1. Outline Your Process

Walk your client through your design process. In the web sphere, this could be:
  1. collate the requirements and objectives
  2. devise concepts, walkthroughs, story boards and wireframes
  3. produce a final mock-up or prototype for approval
A little tweaking at all stages should be expected, but avoid falling into iterative traps; i.e. the client demands 27 different concepts, scavenges their favorite parts of each and creates a Frankenstein design which has little hope of satisfying the original requirements.

2. Avoid Design-by-Committee

Ideally, your final design should be signed off by one person — two at most. Unfortunately, many organizations have a culture where employees are afraid to make mistakes; it’s safer to sit on the fence than take responsibility for a decision. You may encounter situations where a decision is reached by compromise: half liked the blue design, half liked the red, so they settled on purple (which no one liked). The problem is exacerbated by design meetings. Meetings can be dominated by one or two people who force their opinion on others or use the forum as a battleground for political posturing. The design suffers and the opinions of quieter members are never heard.

3. Approach Decision Makers Individually

If the final sign-off absolutely must be agreed by multiple people, approach them individually. You can explain why the design satisfies the original objectives on a one-to-one basis and collect feedback. It gives everyone a voice, prevents internal politics and documents the responses. It’s also makes it harder to raise objections at a later stage. Obviously, this can take more time than a single meeting but it’s less likely lead to design compromises. Rather than performing your presentation multiple times, you could consider creating a video or slideshow. That should reduce the effort required and it’s impossible for viewers to interrupt!

4. Ask Direct Questions

“What do you think of the design?” is the worst question you can ask (especially by email). It turns an objective critique into a subjective discussion. People will resort to their gut instinct or first impression; you’ll rarely get anything more informative than “I liked it” or — worse — “I didn’t like it”. Ask direct questions such as:
  1. Does the design satisfy requirement X?
  2. Does the design meet the defined business objectives?
  3. Does the design implement all features outlined in the wireframes?
This makes it easier to identify and document specific issues. Avoid obliging decision makers with open-ended discussions: if they can’t pinpoint a problem accurately and concisely, that problem doesn’t exist.

5. Use the Wisdom of Crowds

If the client steadfastly refuses to appoint a single decision maker, you could consider taking the process to the other extreme. Ask everyone’s opinion: all company employees, their customers, website visitors, passers by, social media users, etc. A decision can be made by poll statistics; it’s difficult for an individual to complain if 94% of respondents stated the design satisfied all objectives. Please share your sign-off scare stories. Was approval expected from 93 people? Did a client dither for months? Did a lovely original concept turn into a monster? Was a design rejected because Amy in Accounts didn’t like a shade of green which reminded her of broccoli? Comments welcome…

Frequently Asked Questions (FAQs) on Design Sign-off Process

What is the importance of a design sign-off process in project management?

Dataset content:
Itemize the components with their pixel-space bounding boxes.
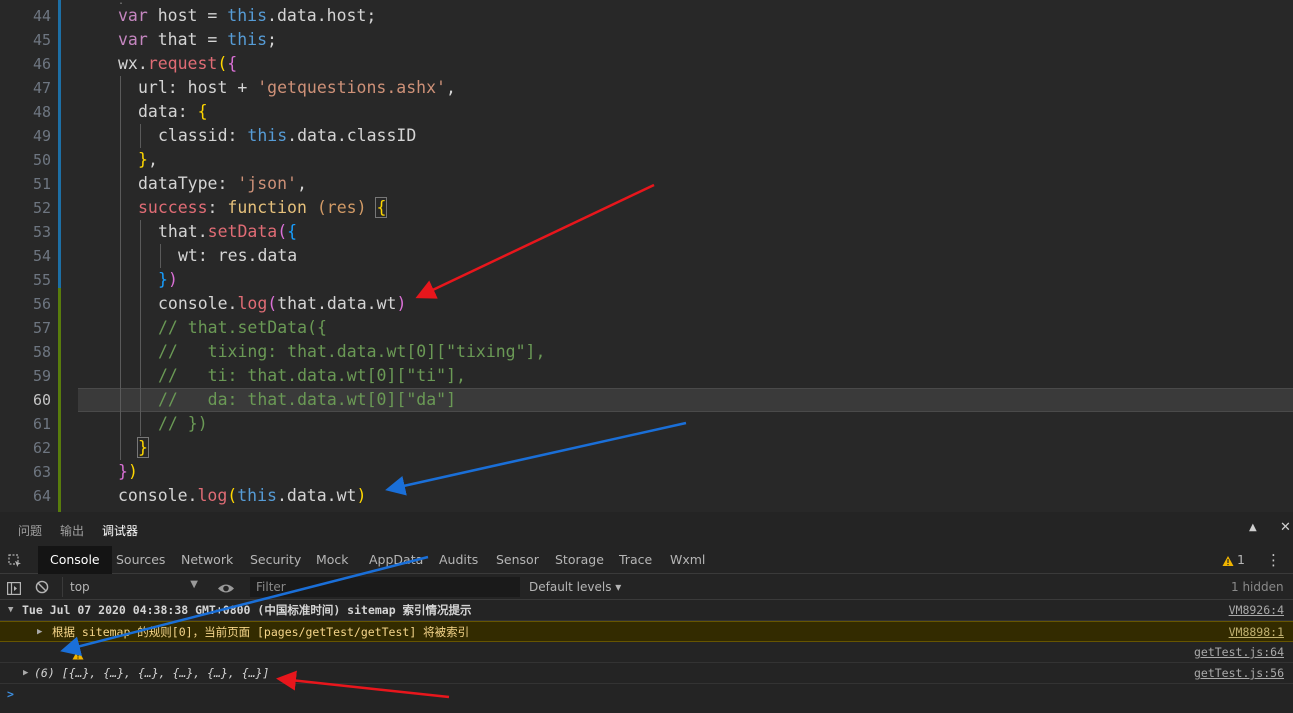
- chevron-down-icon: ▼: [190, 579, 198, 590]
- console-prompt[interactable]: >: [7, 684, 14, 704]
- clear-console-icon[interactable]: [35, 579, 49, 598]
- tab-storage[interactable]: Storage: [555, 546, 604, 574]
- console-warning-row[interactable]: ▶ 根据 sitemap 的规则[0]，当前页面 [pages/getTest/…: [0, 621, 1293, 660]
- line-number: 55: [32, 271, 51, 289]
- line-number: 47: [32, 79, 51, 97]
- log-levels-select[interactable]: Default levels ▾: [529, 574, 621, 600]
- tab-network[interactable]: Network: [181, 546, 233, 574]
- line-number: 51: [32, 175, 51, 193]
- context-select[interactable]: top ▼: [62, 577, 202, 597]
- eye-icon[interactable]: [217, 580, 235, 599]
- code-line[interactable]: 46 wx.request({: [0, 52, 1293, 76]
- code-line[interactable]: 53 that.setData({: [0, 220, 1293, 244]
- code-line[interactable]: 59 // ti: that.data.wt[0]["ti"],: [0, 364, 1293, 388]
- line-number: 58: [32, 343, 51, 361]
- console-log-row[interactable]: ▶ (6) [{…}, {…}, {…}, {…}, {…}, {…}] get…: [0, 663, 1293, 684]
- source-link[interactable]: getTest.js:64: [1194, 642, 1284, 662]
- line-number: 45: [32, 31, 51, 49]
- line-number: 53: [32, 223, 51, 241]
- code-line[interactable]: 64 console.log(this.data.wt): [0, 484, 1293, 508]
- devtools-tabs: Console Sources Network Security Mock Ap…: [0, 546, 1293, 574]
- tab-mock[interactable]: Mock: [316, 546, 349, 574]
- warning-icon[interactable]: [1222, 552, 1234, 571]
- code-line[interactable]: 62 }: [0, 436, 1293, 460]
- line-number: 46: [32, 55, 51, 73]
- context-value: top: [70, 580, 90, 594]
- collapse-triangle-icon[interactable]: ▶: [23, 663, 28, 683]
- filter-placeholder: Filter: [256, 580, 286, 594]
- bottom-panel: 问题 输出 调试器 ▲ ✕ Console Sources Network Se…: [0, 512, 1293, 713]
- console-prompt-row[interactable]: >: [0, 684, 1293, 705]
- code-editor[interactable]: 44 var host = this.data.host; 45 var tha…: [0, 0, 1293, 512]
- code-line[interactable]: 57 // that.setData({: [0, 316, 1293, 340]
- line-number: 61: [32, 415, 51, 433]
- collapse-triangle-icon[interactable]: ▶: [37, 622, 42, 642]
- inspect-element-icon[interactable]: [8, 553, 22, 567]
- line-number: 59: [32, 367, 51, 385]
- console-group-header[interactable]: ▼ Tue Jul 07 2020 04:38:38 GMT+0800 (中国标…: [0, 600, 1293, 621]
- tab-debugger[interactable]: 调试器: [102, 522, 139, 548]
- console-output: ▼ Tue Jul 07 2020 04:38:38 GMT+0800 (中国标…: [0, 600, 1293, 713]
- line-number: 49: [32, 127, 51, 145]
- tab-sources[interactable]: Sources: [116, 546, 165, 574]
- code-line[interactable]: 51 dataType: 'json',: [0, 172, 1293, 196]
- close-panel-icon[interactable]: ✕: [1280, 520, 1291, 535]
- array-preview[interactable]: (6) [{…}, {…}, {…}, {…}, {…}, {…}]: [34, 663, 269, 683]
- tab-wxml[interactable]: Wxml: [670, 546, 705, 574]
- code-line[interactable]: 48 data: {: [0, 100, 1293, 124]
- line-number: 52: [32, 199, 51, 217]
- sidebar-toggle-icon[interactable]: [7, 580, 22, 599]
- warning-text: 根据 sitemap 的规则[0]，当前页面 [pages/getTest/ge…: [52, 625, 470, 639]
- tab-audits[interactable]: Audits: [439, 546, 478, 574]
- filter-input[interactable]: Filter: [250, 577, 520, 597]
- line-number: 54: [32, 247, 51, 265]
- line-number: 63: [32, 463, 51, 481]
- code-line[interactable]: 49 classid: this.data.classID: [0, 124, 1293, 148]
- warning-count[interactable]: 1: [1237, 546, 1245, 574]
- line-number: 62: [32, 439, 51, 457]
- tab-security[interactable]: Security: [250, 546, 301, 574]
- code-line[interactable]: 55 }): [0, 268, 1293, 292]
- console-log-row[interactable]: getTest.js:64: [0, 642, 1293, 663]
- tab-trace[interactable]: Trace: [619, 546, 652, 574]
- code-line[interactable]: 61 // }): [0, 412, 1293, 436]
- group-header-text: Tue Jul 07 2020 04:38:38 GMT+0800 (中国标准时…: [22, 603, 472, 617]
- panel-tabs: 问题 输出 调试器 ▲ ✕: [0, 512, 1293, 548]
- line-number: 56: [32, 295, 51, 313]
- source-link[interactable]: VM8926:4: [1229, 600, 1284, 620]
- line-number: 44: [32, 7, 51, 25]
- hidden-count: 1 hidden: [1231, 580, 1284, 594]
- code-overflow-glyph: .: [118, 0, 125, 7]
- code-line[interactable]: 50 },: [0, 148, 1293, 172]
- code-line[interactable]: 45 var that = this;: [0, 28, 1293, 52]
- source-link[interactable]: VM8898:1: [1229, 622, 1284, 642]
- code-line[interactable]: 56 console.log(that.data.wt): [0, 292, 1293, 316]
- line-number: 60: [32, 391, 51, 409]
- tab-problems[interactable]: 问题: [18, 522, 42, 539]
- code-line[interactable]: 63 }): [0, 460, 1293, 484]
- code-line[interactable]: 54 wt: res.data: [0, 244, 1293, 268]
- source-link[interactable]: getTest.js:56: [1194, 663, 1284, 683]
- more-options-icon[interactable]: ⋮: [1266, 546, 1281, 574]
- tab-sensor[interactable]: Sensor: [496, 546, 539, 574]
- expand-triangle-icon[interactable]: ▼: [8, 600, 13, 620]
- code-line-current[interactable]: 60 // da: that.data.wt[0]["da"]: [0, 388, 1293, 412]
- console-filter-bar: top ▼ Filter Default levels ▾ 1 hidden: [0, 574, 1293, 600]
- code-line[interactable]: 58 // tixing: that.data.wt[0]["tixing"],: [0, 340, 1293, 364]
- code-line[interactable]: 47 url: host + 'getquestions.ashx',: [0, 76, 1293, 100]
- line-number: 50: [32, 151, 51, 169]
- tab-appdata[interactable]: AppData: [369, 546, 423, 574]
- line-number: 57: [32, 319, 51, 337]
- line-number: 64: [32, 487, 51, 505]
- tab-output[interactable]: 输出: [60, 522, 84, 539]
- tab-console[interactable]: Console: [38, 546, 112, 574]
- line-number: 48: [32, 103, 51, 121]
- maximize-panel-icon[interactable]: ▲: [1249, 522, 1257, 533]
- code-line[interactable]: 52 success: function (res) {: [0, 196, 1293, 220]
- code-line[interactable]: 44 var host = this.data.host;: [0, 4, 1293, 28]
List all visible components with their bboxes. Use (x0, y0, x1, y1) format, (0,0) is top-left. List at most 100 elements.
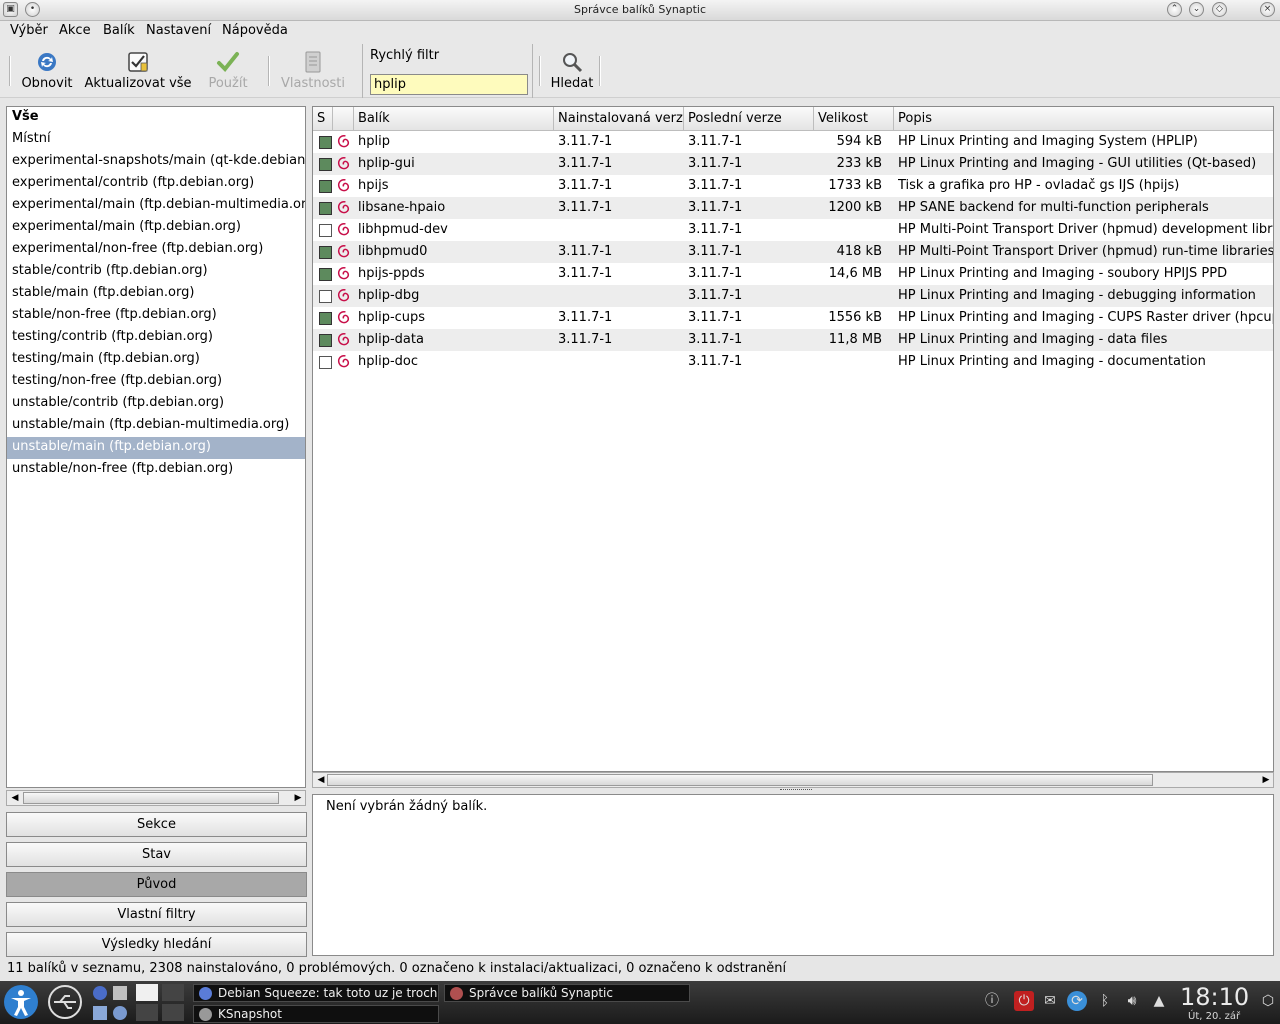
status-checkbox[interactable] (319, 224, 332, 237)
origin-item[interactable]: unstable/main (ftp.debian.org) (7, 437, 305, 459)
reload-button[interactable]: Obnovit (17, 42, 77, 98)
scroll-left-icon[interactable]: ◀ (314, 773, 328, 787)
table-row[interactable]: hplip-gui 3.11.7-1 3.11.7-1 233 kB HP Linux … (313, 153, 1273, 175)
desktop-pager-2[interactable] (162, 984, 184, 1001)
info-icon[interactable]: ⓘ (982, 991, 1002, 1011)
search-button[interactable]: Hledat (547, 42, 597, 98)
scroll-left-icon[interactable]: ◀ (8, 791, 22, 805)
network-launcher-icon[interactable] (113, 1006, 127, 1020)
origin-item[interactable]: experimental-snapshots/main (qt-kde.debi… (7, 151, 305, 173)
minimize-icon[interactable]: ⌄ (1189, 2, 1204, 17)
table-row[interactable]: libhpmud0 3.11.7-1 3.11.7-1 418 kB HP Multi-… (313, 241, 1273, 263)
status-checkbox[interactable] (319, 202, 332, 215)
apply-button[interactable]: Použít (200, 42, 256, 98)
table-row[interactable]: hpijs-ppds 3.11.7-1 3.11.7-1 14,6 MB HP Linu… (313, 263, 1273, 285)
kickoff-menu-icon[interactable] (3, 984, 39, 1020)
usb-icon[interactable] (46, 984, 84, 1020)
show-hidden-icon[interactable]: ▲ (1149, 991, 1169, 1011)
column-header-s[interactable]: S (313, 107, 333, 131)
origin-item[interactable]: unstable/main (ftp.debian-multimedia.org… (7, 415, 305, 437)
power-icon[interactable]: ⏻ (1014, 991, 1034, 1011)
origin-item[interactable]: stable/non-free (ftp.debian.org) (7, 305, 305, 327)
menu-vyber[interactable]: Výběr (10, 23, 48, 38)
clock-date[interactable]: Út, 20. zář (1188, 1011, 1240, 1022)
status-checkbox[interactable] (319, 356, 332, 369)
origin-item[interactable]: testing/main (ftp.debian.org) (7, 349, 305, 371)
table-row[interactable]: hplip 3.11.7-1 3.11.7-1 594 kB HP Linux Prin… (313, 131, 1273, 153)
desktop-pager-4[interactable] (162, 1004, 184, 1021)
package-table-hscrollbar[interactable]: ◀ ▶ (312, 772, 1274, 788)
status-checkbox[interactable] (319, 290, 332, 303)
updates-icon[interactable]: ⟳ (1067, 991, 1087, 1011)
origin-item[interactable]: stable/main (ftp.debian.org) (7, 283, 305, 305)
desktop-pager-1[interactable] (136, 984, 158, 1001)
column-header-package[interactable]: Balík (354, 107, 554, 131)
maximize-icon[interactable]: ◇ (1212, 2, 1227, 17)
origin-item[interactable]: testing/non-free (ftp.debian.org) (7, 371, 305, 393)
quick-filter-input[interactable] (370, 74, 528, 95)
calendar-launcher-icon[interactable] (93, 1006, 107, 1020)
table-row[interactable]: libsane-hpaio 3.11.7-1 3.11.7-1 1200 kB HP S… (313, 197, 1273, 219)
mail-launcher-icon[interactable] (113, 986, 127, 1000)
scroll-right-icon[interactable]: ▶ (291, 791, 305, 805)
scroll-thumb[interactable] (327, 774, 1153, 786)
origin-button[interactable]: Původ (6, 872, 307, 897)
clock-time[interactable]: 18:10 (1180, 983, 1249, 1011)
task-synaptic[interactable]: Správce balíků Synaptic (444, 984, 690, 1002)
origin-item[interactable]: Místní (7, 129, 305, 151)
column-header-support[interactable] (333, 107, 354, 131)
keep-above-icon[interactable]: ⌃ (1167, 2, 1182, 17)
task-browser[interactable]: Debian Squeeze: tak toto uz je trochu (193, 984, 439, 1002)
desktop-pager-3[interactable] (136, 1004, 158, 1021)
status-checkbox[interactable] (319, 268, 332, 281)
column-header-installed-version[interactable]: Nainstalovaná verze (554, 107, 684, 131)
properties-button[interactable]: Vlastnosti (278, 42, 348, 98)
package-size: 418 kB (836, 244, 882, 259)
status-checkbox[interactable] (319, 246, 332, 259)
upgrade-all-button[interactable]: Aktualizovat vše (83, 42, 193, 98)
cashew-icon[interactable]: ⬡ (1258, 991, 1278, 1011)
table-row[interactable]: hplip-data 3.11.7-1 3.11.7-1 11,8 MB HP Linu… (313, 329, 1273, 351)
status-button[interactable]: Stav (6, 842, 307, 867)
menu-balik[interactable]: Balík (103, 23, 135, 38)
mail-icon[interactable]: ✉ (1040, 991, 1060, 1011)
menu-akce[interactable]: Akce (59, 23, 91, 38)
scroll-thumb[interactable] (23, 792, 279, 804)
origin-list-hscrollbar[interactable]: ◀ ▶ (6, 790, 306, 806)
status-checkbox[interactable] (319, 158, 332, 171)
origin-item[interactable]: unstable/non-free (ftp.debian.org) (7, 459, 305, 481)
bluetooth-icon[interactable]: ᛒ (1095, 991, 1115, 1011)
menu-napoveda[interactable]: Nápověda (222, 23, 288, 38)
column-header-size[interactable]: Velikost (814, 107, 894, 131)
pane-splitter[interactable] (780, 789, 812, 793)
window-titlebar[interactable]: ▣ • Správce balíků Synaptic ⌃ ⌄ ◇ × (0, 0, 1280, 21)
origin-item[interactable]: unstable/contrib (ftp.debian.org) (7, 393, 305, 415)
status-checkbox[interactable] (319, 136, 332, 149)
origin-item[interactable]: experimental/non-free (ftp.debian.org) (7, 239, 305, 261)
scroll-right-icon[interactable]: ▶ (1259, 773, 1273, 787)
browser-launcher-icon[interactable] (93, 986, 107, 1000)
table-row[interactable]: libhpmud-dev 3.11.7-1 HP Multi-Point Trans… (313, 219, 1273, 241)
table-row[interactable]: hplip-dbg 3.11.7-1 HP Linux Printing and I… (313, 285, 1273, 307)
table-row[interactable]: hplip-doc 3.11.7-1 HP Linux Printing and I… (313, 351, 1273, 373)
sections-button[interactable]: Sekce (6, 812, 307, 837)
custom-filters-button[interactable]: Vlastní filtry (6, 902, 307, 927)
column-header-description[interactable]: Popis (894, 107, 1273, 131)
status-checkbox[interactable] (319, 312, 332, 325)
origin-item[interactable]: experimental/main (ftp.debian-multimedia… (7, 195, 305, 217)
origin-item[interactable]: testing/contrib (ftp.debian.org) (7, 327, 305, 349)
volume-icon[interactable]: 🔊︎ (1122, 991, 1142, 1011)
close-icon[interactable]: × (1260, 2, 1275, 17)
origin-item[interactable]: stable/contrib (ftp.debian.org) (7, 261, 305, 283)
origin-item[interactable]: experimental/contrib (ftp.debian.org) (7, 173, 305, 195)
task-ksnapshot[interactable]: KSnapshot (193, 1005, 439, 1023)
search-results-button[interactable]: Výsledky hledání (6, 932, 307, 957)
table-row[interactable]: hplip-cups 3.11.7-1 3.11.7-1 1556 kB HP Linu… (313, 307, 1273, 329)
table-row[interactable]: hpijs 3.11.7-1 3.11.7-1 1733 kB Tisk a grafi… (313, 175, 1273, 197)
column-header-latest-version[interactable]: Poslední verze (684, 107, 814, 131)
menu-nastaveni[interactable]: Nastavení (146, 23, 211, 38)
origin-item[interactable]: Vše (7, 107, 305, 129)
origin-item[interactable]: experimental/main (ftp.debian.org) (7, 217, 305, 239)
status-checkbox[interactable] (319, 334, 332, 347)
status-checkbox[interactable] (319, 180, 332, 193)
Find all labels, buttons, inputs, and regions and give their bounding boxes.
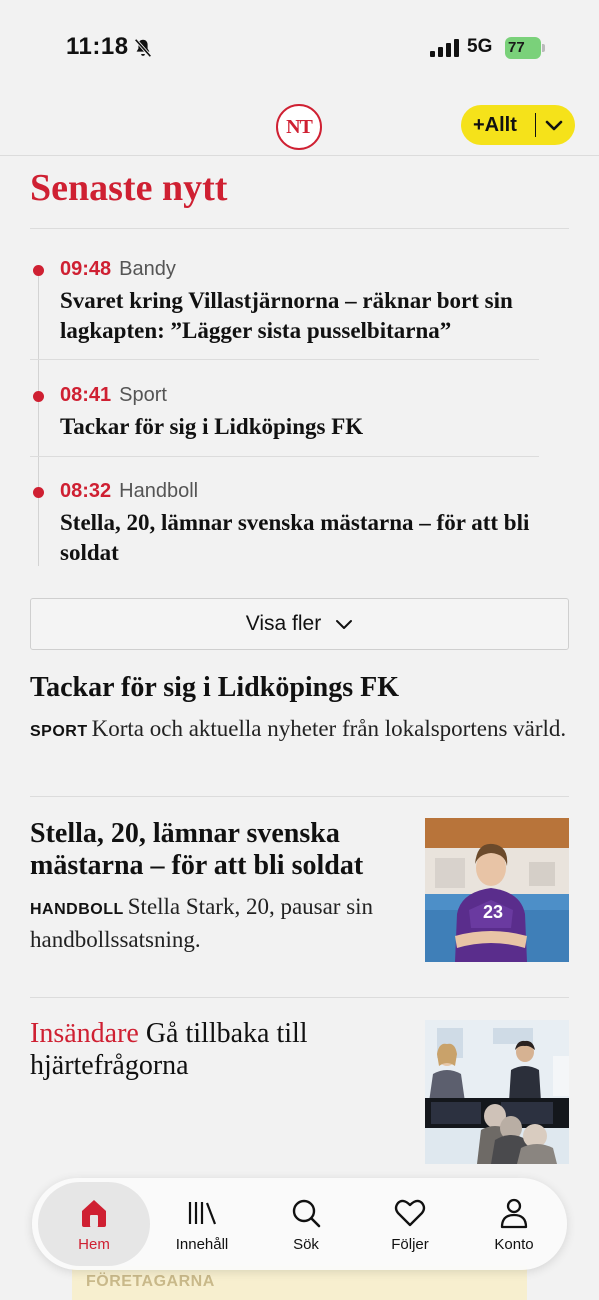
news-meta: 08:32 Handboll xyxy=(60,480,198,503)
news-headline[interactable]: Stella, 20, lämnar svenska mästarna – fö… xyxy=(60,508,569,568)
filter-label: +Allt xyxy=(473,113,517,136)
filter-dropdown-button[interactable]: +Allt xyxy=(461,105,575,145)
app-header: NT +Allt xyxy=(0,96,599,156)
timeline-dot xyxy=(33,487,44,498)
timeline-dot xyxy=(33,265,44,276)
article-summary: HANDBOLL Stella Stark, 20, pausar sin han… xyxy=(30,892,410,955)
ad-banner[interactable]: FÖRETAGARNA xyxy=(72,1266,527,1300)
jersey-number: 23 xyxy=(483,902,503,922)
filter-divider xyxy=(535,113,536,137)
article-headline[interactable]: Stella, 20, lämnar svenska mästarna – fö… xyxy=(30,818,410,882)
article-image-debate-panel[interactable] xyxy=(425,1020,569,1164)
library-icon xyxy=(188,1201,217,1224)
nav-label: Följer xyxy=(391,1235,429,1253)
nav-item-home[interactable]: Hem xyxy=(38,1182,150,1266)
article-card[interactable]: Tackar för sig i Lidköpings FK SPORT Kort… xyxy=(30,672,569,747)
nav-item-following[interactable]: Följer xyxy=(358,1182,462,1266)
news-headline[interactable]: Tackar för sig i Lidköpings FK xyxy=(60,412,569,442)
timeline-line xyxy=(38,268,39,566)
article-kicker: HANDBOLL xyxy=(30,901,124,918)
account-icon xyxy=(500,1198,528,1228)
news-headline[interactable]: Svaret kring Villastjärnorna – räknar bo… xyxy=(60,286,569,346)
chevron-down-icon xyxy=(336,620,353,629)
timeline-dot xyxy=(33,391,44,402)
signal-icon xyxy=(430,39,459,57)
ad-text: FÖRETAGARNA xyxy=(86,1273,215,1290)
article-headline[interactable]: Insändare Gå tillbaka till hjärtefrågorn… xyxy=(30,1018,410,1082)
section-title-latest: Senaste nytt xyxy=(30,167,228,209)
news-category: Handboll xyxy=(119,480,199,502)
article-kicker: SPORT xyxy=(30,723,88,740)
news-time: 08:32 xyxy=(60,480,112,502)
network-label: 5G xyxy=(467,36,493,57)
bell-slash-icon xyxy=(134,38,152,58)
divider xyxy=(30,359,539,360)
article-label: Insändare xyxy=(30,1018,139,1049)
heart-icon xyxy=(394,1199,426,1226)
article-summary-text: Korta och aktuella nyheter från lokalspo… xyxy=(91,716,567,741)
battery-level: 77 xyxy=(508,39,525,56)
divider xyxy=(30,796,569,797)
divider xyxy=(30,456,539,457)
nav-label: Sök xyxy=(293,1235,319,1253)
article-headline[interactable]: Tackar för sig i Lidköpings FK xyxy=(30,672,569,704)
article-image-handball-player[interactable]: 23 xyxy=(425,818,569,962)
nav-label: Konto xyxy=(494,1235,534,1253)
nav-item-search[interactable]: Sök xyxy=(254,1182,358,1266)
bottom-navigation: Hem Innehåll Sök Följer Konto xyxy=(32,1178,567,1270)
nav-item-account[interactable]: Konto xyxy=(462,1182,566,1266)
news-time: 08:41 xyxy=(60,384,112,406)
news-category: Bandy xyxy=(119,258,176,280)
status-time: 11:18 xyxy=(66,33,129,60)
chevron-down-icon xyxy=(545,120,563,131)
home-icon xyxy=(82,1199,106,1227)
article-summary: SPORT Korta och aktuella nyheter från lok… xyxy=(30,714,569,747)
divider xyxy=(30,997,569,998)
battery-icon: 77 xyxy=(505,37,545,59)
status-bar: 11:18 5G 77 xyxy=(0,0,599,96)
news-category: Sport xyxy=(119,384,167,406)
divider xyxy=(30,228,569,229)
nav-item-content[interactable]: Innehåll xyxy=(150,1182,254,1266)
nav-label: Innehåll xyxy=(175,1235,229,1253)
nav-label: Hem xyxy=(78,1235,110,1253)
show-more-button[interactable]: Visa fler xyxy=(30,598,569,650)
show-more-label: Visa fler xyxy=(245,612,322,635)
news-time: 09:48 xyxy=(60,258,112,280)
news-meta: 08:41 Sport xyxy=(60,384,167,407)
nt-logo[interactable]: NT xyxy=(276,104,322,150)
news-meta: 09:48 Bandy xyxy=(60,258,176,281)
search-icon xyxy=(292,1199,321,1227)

Exercise tasks:
**1.** In the text on design sign-off, how many people should ideally sign off the final design?
**2.** From the text on design sign-off, quote the passage between "4. Ask Direct" and "in the wireframes?", inclusive.

Outputs:
**1.** One person, or two at most.

**2.**
4. Ask Direct Questions

“What do you think of the design?” is the worst question you can ask (especially by email). It turns an objective critique into a subjective discussion. People will resort to their gut instinct or first impression; you’ll rarely get anything more informative than “I liked it” or — worse — “I didn’t like it”. Ask direct questions such as:
  1. Does the design satisfy requirement X?
  2. Does the design meet the defined business objectives?
  3. Does the design implement all features outlined in the wireframes?